**What to work on**
Count lines, not occurrences: report how many lines in the records hold the string "Spiced", and nothing else.

**Extracted records**
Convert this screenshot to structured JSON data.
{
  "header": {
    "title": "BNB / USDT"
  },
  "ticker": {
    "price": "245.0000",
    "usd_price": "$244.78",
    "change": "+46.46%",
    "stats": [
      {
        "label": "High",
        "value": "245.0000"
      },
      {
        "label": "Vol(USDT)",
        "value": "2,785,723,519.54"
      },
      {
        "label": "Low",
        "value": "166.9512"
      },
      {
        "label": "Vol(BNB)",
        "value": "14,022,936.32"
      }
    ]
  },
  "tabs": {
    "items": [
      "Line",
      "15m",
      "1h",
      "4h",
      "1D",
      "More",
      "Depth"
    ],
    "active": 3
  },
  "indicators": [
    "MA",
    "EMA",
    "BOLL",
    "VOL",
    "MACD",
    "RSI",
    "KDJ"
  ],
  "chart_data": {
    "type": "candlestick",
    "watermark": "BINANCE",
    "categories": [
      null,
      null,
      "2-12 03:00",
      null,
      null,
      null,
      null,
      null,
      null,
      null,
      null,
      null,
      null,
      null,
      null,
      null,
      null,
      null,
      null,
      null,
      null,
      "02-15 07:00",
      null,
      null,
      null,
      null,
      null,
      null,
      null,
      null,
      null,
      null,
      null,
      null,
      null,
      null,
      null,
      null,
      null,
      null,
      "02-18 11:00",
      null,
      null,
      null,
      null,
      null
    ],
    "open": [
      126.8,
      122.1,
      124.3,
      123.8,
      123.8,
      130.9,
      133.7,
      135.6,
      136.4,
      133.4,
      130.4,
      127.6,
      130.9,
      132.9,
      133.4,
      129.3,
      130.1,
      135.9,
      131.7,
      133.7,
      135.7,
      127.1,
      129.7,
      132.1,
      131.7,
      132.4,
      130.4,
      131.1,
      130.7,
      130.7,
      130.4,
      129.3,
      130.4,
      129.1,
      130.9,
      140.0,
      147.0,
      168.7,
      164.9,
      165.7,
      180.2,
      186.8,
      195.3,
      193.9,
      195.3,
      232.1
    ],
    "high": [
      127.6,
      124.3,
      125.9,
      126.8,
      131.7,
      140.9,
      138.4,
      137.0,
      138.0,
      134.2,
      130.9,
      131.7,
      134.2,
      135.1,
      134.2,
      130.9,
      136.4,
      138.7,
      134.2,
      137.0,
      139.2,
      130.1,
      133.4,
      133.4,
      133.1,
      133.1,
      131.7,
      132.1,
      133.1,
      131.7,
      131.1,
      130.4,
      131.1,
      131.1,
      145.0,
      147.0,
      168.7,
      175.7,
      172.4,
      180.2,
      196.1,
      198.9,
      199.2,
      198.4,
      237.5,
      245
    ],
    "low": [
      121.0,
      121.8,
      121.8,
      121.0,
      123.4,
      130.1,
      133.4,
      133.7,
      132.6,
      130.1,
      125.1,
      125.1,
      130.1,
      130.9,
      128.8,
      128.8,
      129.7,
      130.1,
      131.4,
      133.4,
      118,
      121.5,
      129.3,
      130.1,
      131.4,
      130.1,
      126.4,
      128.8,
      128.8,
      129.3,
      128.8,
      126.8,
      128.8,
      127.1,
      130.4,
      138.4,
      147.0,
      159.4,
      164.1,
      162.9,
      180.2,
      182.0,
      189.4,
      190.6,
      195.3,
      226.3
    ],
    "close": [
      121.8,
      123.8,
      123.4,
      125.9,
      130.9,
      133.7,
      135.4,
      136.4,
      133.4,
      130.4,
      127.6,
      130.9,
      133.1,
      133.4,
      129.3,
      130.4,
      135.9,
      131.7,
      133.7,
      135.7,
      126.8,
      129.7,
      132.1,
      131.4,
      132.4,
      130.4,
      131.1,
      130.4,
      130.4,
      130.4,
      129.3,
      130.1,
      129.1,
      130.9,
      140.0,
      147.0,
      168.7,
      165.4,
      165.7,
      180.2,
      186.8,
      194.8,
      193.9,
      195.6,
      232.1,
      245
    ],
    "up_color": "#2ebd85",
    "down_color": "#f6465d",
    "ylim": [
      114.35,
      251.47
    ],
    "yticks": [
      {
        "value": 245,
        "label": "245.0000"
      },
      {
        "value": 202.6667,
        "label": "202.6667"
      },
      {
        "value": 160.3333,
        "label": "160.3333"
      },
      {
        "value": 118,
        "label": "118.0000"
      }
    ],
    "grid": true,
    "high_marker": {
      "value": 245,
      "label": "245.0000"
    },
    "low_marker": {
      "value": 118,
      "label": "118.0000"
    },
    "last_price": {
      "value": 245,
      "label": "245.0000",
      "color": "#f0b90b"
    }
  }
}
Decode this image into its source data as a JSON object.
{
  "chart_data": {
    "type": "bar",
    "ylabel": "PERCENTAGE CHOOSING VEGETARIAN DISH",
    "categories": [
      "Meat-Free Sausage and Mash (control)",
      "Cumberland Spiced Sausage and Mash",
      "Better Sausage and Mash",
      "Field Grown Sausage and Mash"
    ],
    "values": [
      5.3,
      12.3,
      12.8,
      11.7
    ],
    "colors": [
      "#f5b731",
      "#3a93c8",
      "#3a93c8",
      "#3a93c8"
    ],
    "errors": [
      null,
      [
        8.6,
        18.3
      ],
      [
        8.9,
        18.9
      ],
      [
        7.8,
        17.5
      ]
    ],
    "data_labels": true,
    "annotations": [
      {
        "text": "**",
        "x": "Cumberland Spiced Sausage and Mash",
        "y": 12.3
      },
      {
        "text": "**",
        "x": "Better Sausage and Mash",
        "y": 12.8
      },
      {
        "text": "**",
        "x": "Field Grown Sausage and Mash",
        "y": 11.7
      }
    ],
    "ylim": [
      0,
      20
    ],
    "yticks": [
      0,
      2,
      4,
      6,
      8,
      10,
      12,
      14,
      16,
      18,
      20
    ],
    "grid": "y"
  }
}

**Final result**
2